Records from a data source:
((

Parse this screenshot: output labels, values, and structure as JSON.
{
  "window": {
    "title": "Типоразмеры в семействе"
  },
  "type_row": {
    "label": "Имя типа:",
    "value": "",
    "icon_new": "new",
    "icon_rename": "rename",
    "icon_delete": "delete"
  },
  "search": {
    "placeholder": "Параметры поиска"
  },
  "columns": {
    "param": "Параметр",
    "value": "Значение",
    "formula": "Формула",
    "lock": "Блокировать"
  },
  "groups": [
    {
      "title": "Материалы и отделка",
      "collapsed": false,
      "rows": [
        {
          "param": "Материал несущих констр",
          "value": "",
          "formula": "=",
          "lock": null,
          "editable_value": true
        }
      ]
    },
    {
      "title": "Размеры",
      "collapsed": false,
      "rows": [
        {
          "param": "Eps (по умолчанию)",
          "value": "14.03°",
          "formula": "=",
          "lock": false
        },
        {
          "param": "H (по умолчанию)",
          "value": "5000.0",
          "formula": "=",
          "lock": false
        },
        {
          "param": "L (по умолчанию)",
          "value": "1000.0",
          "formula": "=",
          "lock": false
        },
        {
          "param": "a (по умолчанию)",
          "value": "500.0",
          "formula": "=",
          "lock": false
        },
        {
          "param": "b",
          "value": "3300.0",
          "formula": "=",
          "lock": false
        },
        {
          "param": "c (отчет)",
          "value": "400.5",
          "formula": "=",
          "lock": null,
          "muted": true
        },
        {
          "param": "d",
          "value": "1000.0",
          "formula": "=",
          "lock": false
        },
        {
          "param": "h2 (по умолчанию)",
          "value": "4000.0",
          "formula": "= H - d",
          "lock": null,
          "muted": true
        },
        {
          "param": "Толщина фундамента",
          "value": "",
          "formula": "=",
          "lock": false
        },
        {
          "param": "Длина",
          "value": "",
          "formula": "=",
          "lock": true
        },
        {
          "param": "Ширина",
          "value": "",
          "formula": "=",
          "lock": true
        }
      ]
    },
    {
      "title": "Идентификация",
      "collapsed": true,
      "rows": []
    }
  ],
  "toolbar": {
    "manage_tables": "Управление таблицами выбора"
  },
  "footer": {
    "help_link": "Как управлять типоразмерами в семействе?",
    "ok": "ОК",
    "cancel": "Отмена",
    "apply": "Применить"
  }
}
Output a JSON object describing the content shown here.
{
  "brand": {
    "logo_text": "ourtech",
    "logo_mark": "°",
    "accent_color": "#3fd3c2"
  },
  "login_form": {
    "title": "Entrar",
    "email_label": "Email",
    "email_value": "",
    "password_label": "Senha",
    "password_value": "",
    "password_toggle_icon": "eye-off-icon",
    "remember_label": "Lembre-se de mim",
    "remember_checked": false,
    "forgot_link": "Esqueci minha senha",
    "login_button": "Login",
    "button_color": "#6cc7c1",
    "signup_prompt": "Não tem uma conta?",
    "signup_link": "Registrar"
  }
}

))

Task instructions: Return every record above exactly as it appears.

Answer for the task:
Parse this screenshot: output labels, values, and structure as JSON.
{
  "window": {
    "title": "Типоразмеры в семействе"
  },
  "type_row": {
    "label": "Имя типа:",
    "value": "",
    "icon_new": "new",
    "icon_rename": "rename",
    "icon_delete": "delete"
  },
  "search": {
    "placeholder": "Параметры поиска"
  },
  "columns": {
    "param": "Параметр",
    "value": "Значение",
    "formula": "Формула",
    "lock": "Блокировать"
  },
  "groups": [
    {
      "title": "Материалы и отделка",
      "collapsed": false,
      "rows": [
        {
          "param": "Материал несущих констр",
          "value": "",
          "formula": "=",
          "lock": null,
          "editable_value": true
        }
      ]
    },
    {
      "title": "Размеры",
      "collapsed": false,
      "rows": [
        {
          "param": "Eps (по умолчанию)",
          "value": "14.03°",
          "formula": "=",
          "lock": false
        },
        {
          "param": "H (по умолчанию)",
          "value": "5000.0",
          "formula": "=",
          "lock": false
        },
        {
          "param": "L (по умолчанию)",
          "value": "1000.0",
          "formula": "=",
          "lock": false
        },
        {
          "param": "a (по умолчанию)",
          "value": "500.0",
          "formula": "=",
          "lock": false
        },
        {
          "param": "b",
          "value": "3300.0",
          "formula": "=",
          "lock": false
        },
        {
          "param": "c (отчет)",
          "value": "400.5",
          "formula": "=",
          "lock": null,
          "muted": true
        },
        {
          "param": "d",
          "value": "1000.0",
          "formula": "=",
          "lock": false
        },
        {
          "param": "h2 (по умолчанию)",
          "value": "4000.0",
          "formula": "= H - d",
          "lock": null,
          "muted": true
        },
        {
          "param": "Толщина фундамента",
          "value": "",
          "formula": "=",
          "lock": false
        },
        {
          "param": "Длина",
          "value": "",
          "formula": "=",
          "lock": true
        },
        {
          "param": "Ширина",
          "value": "",
          "formula": "=",
          "lock": true
        }
      ]
    },
    {
      "title": "Идентификация",
      "collapsed": true,
      "rows": []
    }
  ],
  "toolbar": {
    "manage_tables": "Управление таблицами выбора"
  },
  "footer": {
    "help_link": "Как управлять типоразмерами в семействе?",
    "ok": "ОК",
    "cancel": "Отмена",
    "apply": "Применить"
  }
}
Output a JSON object describing the content shown here.
{
  "brand": {
    "logo_text": "ourtech",
    "logo_mark": "°",
    "accent_color": "#3fd3c2"
  },
  "login_form": {
    "title": "Entrar",
    "email_label": "Email",
    "email_value": "",
    "password_label": "Senha",
    "password_value": "",
    "password_toggle_icon": "eye-off-icon",
    "remember_label": "Lembre-se de mim",
    "remember_checked": false,
    "forgot_link": "Esqueci minha senha",
    "login_button": "Login",
    "button_color": "#6cc7c1",
    "signup_prompt": "Não tem uma conta?",
    "signup_link": "Registrar"
  }
}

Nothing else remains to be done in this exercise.